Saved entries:
# # #

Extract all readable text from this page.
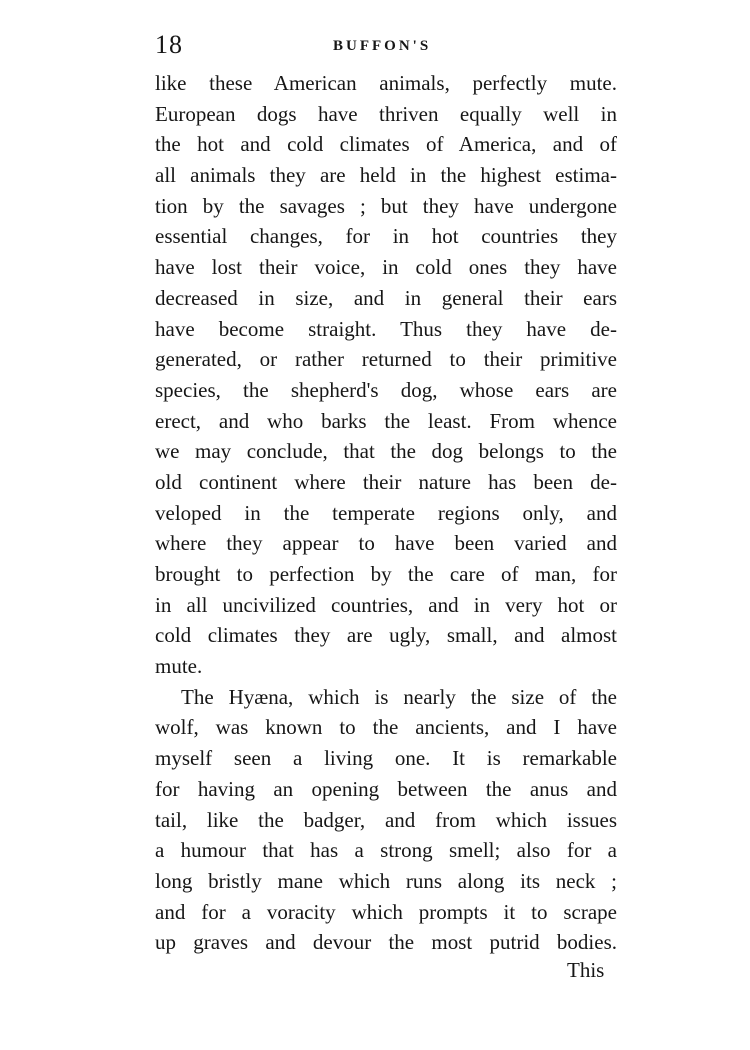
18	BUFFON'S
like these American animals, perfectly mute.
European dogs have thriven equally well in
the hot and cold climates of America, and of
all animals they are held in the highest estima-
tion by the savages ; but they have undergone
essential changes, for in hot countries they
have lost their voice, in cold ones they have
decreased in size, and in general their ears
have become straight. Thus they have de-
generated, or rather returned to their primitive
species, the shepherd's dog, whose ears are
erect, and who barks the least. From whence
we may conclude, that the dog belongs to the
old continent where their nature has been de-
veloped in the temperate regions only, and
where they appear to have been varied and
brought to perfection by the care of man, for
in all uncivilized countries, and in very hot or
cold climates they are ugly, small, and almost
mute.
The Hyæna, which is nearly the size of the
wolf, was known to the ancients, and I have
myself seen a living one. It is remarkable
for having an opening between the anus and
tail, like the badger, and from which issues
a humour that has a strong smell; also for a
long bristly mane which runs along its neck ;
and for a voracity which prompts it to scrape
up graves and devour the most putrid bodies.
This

# # #

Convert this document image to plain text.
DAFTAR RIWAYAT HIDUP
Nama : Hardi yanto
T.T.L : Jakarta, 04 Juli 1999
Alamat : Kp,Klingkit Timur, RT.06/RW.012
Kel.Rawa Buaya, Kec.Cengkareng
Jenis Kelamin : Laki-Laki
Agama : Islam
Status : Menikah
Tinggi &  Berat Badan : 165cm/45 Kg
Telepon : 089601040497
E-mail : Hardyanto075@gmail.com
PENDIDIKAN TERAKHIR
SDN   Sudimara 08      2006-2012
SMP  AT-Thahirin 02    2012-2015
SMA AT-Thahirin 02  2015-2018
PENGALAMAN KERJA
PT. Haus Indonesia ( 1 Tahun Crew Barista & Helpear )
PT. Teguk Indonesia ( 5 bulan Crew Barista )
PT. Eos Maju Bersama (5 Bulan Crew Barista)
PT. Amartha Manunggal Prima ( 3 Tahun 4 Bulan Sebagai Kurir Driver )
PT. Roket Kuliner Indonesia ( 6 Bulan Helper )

# # #

*Task to carry out*: In the entries above, locate every line with the word "been" and copy it.

*Written answer*:
old continent where their nature has been de-
where they appear to have been varied and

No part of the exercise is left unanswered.